* Exercise goal *
Extract all of the entries and set them down verbatim.

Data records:
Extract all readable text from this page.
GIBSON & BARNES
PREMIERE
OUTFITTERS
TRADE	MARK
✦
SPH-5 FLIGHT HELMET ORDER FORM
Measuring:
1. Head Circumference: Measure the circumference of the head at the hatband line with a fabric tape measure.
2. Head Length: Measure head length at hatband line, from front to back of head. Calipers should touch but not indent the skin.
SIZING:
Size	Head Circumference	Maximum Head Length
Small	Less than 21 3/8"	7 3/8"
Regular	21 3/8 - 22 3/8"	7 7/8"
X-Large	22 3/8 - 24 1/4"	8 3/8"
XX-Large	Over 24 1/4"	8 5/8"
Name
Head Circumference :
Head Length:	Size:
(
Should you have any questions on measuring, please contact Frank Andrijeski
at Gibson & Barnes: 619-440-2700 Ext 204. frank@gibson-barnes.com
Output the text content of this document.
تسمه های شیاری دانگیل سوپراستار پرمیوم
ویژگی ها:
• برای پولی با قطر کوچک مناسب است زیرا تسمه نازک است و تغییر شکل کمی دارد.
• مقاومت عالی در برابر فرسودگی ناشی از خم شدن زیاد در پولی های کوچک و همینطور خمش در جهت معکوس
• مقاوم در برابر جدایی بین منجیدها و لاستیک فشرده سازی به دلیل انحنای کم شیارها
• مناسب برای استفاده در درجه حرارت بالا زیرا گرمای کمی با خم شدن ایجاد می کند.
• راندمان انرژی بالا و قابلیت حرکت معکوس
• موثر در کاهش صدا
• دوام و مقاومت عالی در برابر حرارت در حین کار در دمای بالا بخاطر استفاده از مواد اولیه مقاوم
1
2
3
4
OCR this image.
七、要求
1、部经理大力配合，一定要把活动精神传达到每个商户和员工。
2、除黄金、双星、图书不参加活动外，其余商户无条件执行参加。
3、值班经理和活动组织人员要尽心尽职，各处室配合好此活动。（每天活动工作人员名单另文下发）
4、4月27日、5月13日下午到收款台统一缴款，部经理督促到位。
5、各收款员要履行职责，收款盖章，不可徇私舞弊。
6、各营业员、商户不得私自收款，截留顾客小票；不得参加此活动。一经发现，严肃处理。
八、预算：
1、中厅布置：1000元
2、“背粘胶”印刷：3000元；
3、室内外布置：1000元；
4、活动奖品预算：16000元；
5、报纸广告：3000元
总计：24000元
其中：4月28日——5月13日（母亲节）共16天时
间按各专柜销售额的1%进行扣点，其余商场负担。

* Correct result *
Extract all readable text from this page.
GIBSON & BARNES
PREMIERE
OUTFITTERS
TRADE	MARK
✦
SPH-5 FLIGHT HELMET ORDER FORM
Measuring:
1. Head Circumference: Measure the circumference of the head at the hatband line with a fabric tape measure.
2. Head Length: Measure head length at hatband line, from front to back of head. Calipers should touch but not indent the skin.
SIZING:
Size	Head Circumference	Maximum Head Length
Small	Less than 21 3/8"	7 3/8"
Regular	21 3/8 - 22 3/8"	7 7/8"
X-Large	22 3/8 - 24 1/4"	8 3/8"
XX-Large	Over 24 1/4"	8 5/8"
Name
Head Circumference :
Head Length:	Size:
(
Should you have any questions on measuring, please contact Frank Andrijeski
at Gibson & Barnes: 619-440-2700 Ext 204. frank@gibson-barnes.com
Output the text content of this document.
تسمه های شیاری دانگیل سوپراستار پرمیوم
ویژگی ها:
• برای پولی با قطر کوچک مناسب است زیرا تسمه نازک است و تغییر شکل کمی دارد.
• مقاومت عالی در برابر فرسودگی ناشی از خم شدن زیاد در پولی های کوچک و همینطور خمش در جهت معکوس
• مقاوم در برابر جدایی بین منجیدها و لاستیک فشرده سازی به دلیل انحنای کم شیارها
• مناسب برای استفاده در درجه حرارت بالا زیرا گرمای کمی با خم شدن ایجاد می کند.
• راندمان انرژی بالا و قابلیت حرکت معکوس
• موثر در کاهش صدا
• دوام و مقاومت عالی در برابر حرارت در حین کار در دمای بالا بخاطر استفاده از مواد اولیه مقاوم
1
2
3
4
OCR this image.
七、要求
1、部经理大力配合，一定要把活动精神传达到每个商户和员工。
2、除黄金、双星、图书不参加活动外，其余商户无条件执行参加。
3、值班经理和活动组织人员要尽心尽职，各处室配合好此活动。（每天活动工作人员名单另文下发）
4、4月27日、5月13日下午到收款台统一缴款，部经理督促到位。
5、各收款员要履行职责，收款盖章，不可徇私舞弊。
6、各营业员、商户不得私自收款，截留顾客小票；不得参加此活动。一经发现，严肃处理。
八、预算：
1、中厅布置：1000元
2、“背粘胶”印刷：3000元；
3、室内外布置：1000元；
4、活动奖品预算：16000元；
5、报纸广告：3000元
总计：24000元
其中：4月28日——5月13日（母亲节）共16天时
间按各专柜销售额的1%进行扣点，其余商场负担。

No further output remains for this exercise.